> [Information supplied]:
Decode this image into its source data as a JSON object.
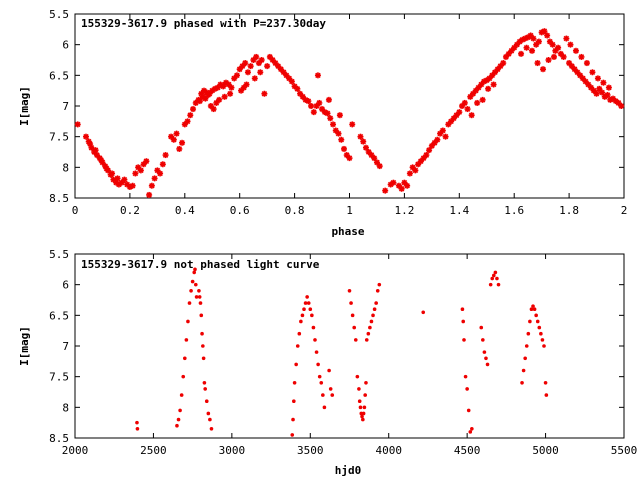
{
  "colors": {
    "points": "#ee0000",
    "frame": "#000000"
  },
  "chart_data": [
    {
      "type": "scatter",
      "title": "155329-3617.9 phased with P=237.30day",
      "xlabel": "phase",
      "ylabel": "I[mag]",
      "xlim": [
        0,
        2
      ],
      "ylim": [
        8.5,
        5.5
      ],
      "y_inverted": true,
      "x_ticks": [
        "0",
        "0.2",
        "0.4",
        "0.6",
        "0.8",
        "1",
        "1.2",
        "1.4",
        "1.6",
        "1.8",
        "2"
      ],
      "y_ticks": [
        "5.5",
        "6",
        "6.5",
        "7",
        "7.5",
        "8",
        "8.5"
      ],
      "marker": "plus-star",
      "points": [
        [
          0.01,
          7.3
        ],
        [
          0.04,
          7.5
        ],
        [
          0.05,
          7.58
        ],
        [
          0.06,
          7.68
        ],
        [
          0.07,
          7.75
        ],
        [
          0.08,
          7.8
        ],
        [
          0.09,
          7.85
        ],
        [
          0.1,
          7.92
        ],
        [
          0.11,
          7.98
        ],
        [
          0.12,
          8.05
        ],
        [
          0.13,
          8.12
        ],
        [
          0.14,
          8.2
        ],
        [
          0.15,
          8.25
        ],
        [
          0.16,
          8.28
        ],
        [
          0.17,
          8.25
        ],
        [
          0.18,
          8.2
        ],
        [
          0.19,
          8.28
        ],
        [
          0.2,
          8.32
        ],
        [
          0.21,
          8.3
        ],
        [
          0.055,
          7.62
        ],
        [
          0.075,
          7.72
        ],
        [
          0.095,
          7.88
        ],
        [
          0.115,
          8.02
        ],
        [
          0.135,
          8.1
        ],
        [
          0.155,
          8.18
        ],
        [
          0.22,
          8.1
        ],
        [
          0.23,
          8.0
        ],
        [
          0.24,
          8.05
        ],
        [
          0.25,
          7.95
        ],
        [
          0.26,
          7.9
        ],
        [
          0.27,
          8.45
        ],
        [
          0.28,
          8.3
        ],
        [
          0.29,
          8.18
        ],
        [
          0.3,
          8.05
        ],
        [
          0.31,
          8.1
        ],
        [
          0.32,
          7.95
        ],
        [
          0.33,
          7.8
        ],
        [
          0.35,
          7.5
        ],
        [
          0.36,
          7.55
        ],
        [
          0.37,
          7.45
        ],
        [
          0.38,
          7.7
        ],
        [
          0.39,
          7.6
        ],
        [
          0.4,
          7.3
        ],
        [
          0.41,
          7.25
        ],
        [
          0.42,
          7.15
        ],
        [
          0.43,
          7.05
        ],
        [
          0.44,
          6.95
        ],
        [
          0.45,
          6.9
        ],
        [
          0.46,
          6.8
        ],
        [
          0.47,
          6.75
        ],
        [
          0.48,
          6.78
        ],
        [
          0.49,
          6.8
        ],
        [
          0.5,
          6.75
        ],
        [
          0.51,
          6.72
        ],
        [
          0.52,
          6.7
        ],
        [
          0.53,
          6.65
        ],
        [
          0.54,
          6.68
        ],
        [
          0.55,
          6.62
        ],
        [
          0.56,
          6.65
        ],
        [
          0.57,
          6.7
        ],
        [
          0.58,
          6.55
        ],
        [
          0.59,
          6.5
        ],
        [
          0.455,
          6.92
        ],
        [
          0.465,
          6.85
        ],
        [
          0.475,
          6.88
        ],
        [
          0.485,
          6.82
        ],
        [
          0.495,
          7.0
        ],
        [
          0.505,
          7.05
        ],
        [
          0.515,
          6.95
        ],
        [
          0.525,
          6.9
        ],
        [
          0.545,
          6.85
        ],
        [
          0.565,
          6.8
        ],
        [
          0.6,
          6.4
        ],
        [
          0.61,
          6.35
        ],
        [
          0.62,
          6.3
        ],
        [
          0.63,
          6.45
        ],
        [
          0.64,
          6.35
        ],
        [
          0.65,
          6.25
        ],
        [
          0.66,
          6.2
        ],
        [
          0.67,
          6.3
        ],
        [
          0.68,
          6.25
        ],
        [
          0.69,
          6.8
        ],
        [
          0.7,
          6.35
        ],
        [
          0.71,
          6.2
        ],
        [
          0.72,
          6.25
        ],
        [
          0.73,
          6.3
        ],
        [
          0.74,
          6.35
        ],
        [
          0.75,
          6.4
        ],
        [
          0.76,
          6.45
        ],
        [
          0.77,
          6.5
        ],
        [
          0.78,
          6.55
        ],
        [
          0.79,
          6.6
        ],
        [
          0.605,
          6.75
        ],
        [
          0.615,
          6.7
        ],
        [
          0.625,
          6.65
        ],
        [
          0.655,
          6.55
        ],
        [
          0.675,
          6.45
        ],
        [
          0.8,
          6.68
        ],
        [
          0.81,
          6.72
        ],
        [
          0.82,
          6.8
        ],
        [
          0.83,
          6.85
        ],
        [
          0.84,
          6.9
        ],
        [
          0.85,
          6.92
        ],
        [
          0.86,
          7.0
        ],
        [
          0.87,
          7.1
        ],
        [
          0.88,
          7.0
        ],
        [
          0.89,
          6.95
        ],
        [
          0.9,
          7.05
        ],
        [
          0.91,
          7.1
        ],
        [
          0.92,
          7.12
        ],
        [
          0.93,
          7.2
        ],
        [
          0.94,
          7.3
        ],
        [
          0.95,
          7.4
        ],
        [
          0.96,
          7.45
        ],
        [
          0.97,
          7.55
        ],
        [
          0.98,
          7.7
        ],
        [
          0.99,
          7.8
        ],
        [
          1.0,
          7.85
        ],
        [
          0.885,
          6.5
        ],
        [
          0.925,
          6.9
        ],
        [
          0.965,
          7.15
        ],
        [
          1.01,
          7.3
        ],
        [
          1.04,
          7.5
        ],
        [
          1.05,
          7.58
        ],
        [
          1.06,
          7.68
        ],
        [
          1.07,
          7.75
        ],
        [
          1.08,
          7.8
        ],
        [
          1.09,
          7.85
        ],
        [
          1.1,
          7.92
        ],
        [
          1.11,
          7.98
        ],
        [
          1.13,
          8.38
        ],
        [
          1.15,
          8.28
        ],
        [
          1.16,
          8.25
        ],
        [
          1.18,
          8.3
        ],
        [
          1.19,
          8.35
        ],
        [
          1.2,
          8.25
        ],
        [
          1.21,
          8.3
        ],
        [
          1.22,
          8.1
        ],
        [
          1.23,
          8.0
        ],
        [
          1.24,
          8.05
        ],
        [
          1.25,
          7.95
        ],
        [
          1.26,
          7.9
        ],
        [
          1.27,
          7.85
        ],
        [
          1.28,
          7.8
        ],
        [
          1.29,
          7.72
        ],
        [
          1.3,
          7.65
        ],
        [
          1.31,
          7.6
        ],
        [
          1.32,
          7.55
        ],
        [
          1.33,
          7.45
        ],
        [
          1.34,
          7.4
        ],
        [
          1.35,
          7.5
        ],
        [
          1.36,
          7.3
        ],
        [
          1.37,
          7.25
        ],
        [
          1.38,
          7.2
        ],
        [
          1.39,
          7.15
        ],
        [
          1.4,
          7.1
        ],
        [
          1.41,
          7.0
        ],
        [
          1.42,
          6.95
        ],
        [
          1.43,
          7.05
        ],
        [
          1.44,
          6.85
        ],
        [
          1.45,
          6.8
        ],
        [
          1.46,
          6.75
        ],
        [
          1.47,
          6.7
        ],
        [
          1.48,
          6.65
        ],
        [
          1.49,
          6.6
        ],
        [
          1.5,
          6.58
        ],
        [
          1.51,
          6.55
        ],
        [
          1.52,
          6.5
        ],
        [
          1.53,
          6.45
        ],
        [
          1.54,
          6.4
        ],
        [
          1.55,
          6.35
        ],
        [
          1.56,
          6.3
        ],
        [
          1.57,
          6.2
        ],
        [
          1.58,
          6.15
        ],
        [
          1.59,
          6.1
        ],
        [
          1.445,
          7.15
        ],
        [
          1.465,
          6.95
        ],
        [
          1.485,
          6.9
        ],
        [
          1.505,
          6.72
        ],
        [
          1.525,
          6.65
        ],
        [
          1.6,
          6.05
        ],
        [
          1.61,
          6.0
        ],
        [
          1.62,
          5.95
        ],
        [
          1.63,
          5.92
        ],
        [
          1.64,
          5.9
        ],
        [
          1.65,
          5.88
        ],
        [
          1.66,
          5.85
        ],
        [
          1.67,
          5.9
        ],
        [
          1.68,
          6.0
        ],
        [
          1.69,
          5.95
        ],
        [
          1.7,
          5.8
        ],
        [
          1.71,
          5.78
        ],
        [
          1.72,
          5.85
        ],
        [
          1.73,
          5.95
        ],
        [
          1.74,
          6.0
        ],
        [
          1.75,
          6.1
        ],
        [
          1.76,
          6.05
        ],
        [
          1.77,
          6.15
        ],
        [
          1.78,
          6.2
        ],
        [
          1.79,
          5.9
        ],
        [
          1.625,
          6.15
        ],
        [
          1.645,
          6.05
        ],
        [
          1.665,
          6.1
        ],
        [
          1.685,
          6.3
        ],
        [
          1.705,
          6.4
        ],
        [
          1.725,
          6.25
        ],
        [
          1.745,
          6.2
        ],
        [
          1.8,
          6.3
        ],
        [
          1.81,
          6.35
        ],
        [
          1.82,
          6.4
        ],
        [
          1.83,
          6.45
        ],
        [
          1.84,
          6.5
        ],
        [
          1.85,
          6.55
        ],
        [
          1.86,
          6.6
        ],
        [
          1.87,
          6.65
        ],
        [
          1.88,
          6.7
        ],
        [
          1.89,
          6.75
        ],
        [
          1.9,
          6.8
        ],
        [
          1.91,
          6.72
        ],
        [
          1.92,
          6.78
        ],
        [
          1.93,
          6.85
        ],
        [
          1.94,
          6.82
        ],
        [
          1.95,
          6.9
        ],
        [
          1.96,
          6.88
        ],
        [
          1.97,
          6.92
        ],
        [
          1.98,
          6.95
        ],
        [
          1.99,
          7.0
        ],
        [
          1.805,
          6.0
        ],
        [
          1.825,
          6.1
        ],
        [
          1.845,
          6.2
        ],
        [
          1.865,
          6.3
        ],
        [
          1.885,
          6.45
        ],
        [
          1.905,
          6.55
        ],
        [
          1.925,
          6.62
        ],
        [
          1.945,
          6.7
        ]
      ]
    },
    {
      "type": "scatter",
      "title": "155329-3617.9 not phased light curve",
      "xlabel": "hjd0",
      "ylabel": "I[mag]",
      "xlim": [
        2000,
        5500
      ],
      "ylim": [
        8.5,
        5.5
      ],
      "y_inverted": true,
      "x_ticks": [
        "2000",
        "2500",
        "3000",
        "3500",
        "4000",
        "4500",
        "5000",
        "5500"
      ],
      "y_ticks": [
        "5.5",
        "6",
        "6.5",
        "7",
        "7.5",
        "8",
        "8.5"
      ],
      "marker": "dot",
      "points": [
        [
          2395,
          8.25
        ],
        [
          2398,
          8.35
        ],
        [
          2650,
          8.3
        ],
        [
          2660,
          8.2
        ],
        [
          2670,
          8.05
        ],
        [
          2680,
          7.8
        ],
        [
          2690,
          7.5
        ],
        [
          2700,
          7.2
        ],
        [
          2710,
          6.9
        ],
        [
          2720,
          6.6
        ],
        [
          2730,
          6.3
        ],
        [
          2740,
          6.1
        ],
        [
          2750,
          5.95
        ],
        [
          2760,
          5.8
        ],
        [
          2765,
          5.75
        ],
        [
          2770,
          6.0
        ],
        [
          2775,
          6.2
        ],
        [
          2790,
          6.1
        ],
        [
          2795,
          6.2
        ],
        [
          2800,
          6.3
        ],
        [
          2805,
          6.5
        ],
        [
          2810,
          6.8
        ],
        [
          2815,
          7.0
        ],
        [
          2820,
          7.2
        ],
        [
          2825,
          7.6
        ],
        [
          2830,
          7.7
        ],
        [
          2840,
          7.9
        ],
        [
          2850,
          8.1
        ],
        [
          2860,
          8.2
        ],
        [
          2870,
          8.35
        ],
        [
          3385,
          8.45
        ],
        [
          3390,
          8.2
        ],
        [
          3395,
          7.9
        ],
        [
          3400,
          7.6
        ],
        [
          3410,
          7.3
        ],
        [
          3420,
          7.0
        ],
        [
          3430,
          6.8
        ],
        [
          3440,
          6.6
        ],
        [
          3450,
          6.5
        ],
        [
          3460,
          6.4
        ],
        [
          3470,
          6.3
        ],
        [
          3480,
          6.2
        ],
        [
          3490,
          6.3
        ],
        [
          3500,
          6.4
        ],
        [
          3510,
          6.5
        ],
        [
          3520,
          6.7
        ],
        [
          3530,
          6.9
        ],
        [
          3540,
          7.1
        ],
        [
          3550,
          7.3
        ],
        [
          3560,
          7.5
        ],
        [
          3570,
          7.6
        ],
        [
          3580,
          7.8
        ],
        [
          3590,
          8.0
        ],
        [
          3620,
          7.4
        ],
        [
          3630,
          7.7
        ],
        [
          3640,
          7.8
        ],
        [
          3750,
          6.1
        ],
        [
          3760,
          6.3
        ],
        [
          3770,
          6.5
        ],
        [
          3780,
          6.7
        ],
        [
          3790,
          6.9
        ],
        [
          3800,
          7.5
        ],
        [
          3810,
          7.7
        ],
        [
          3815,
          7.9
        ],
        [
          3820,
          8.0
        ],
        [
          3825,
          8.1
        ],
        [
          3830,
          8.15
        ],
        [
          3835,
          8.2
        ],
        [
          3840,
          8.1
        ],
        [
          3845,
          8.0
        ],
        [
          3850,
          7.8
        ],
        [
          3855,
          7.6
        ],
        [
          3860,
          6.9
        ],
        [
          3870,
          6.8
        ],
        [
          3880,
          6.7
        ],
        [
          3890,
          6.6
        ],
        [
          3900,
          6.5
        ],
        [
          3910,
          6.4
        ],
        [
          3920,
          6.3
        ],
        [
          3930,
          6.1
        ],
        [
          3940,
          6.0
        ],
        [
          4220,
          6.45
        ],
        [
          4470,
          6.4
        ],
        [
          4475,
          6.6
        ],
        [
          4480,
          6.9
        ],
        [
          4490,
          7.5
        ],
        [
          4500,
          7.7
        ],
        [
          4510,
          8.05
        ],
        [
          4520,
          8.4
        ],
        [
          4530,
          8.35
        ],
        [
          4590,
          6.7
        ],
        [
          4600,
          6.9
        ],
        [
          4610,
          7.1
        ],
        [
          4620,
          7.2
        ],
        [
          4630,
          7.3
        ],
        [
          4650,
          6.0
        ],
        [
          4660,
          5.9
        ],
        [
          4670,
          5.85
        ],
        [
          4680,
          5.8
        ],
        [
          4690,
          5.9
        ],
        [
          4700,
          6.0
        ],
        [
          4850,
          7.6
        ],
        [
          4860,
          7.4
        ],
        [
          4870,
          7.2
        ],
        [
          4880,
          7.0
        ],
        [
          4890,
          6.8
        ],
        [
          4900,
          6.6
        ],
        [
          4910,
          6.4
        ],
        [
          4920,
          6.35
        ],
        [
          4930,
          6.4
        ],
        [
          4940,
          6.5
        ],
        [
          4950,
          6.6
        ],
        [
          4960,
          6.7
        ],
        [
          4970,
          6.8
        ],
        [
          4980,
          6.9
        ],
        [
          4990,
          7.0
        ],
        [
          5000,
          7.6
        ],
        [
          5005,
          7.8
        ]
      ]
    }
  ]
}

> [Stated goal]: Pick out the lines containing the string "phased" and show them.

> [Final answer]:
      "title": "155329-3617.9 phased with P=237.30day",
      "title": "155329-3617.9 not phased light curve",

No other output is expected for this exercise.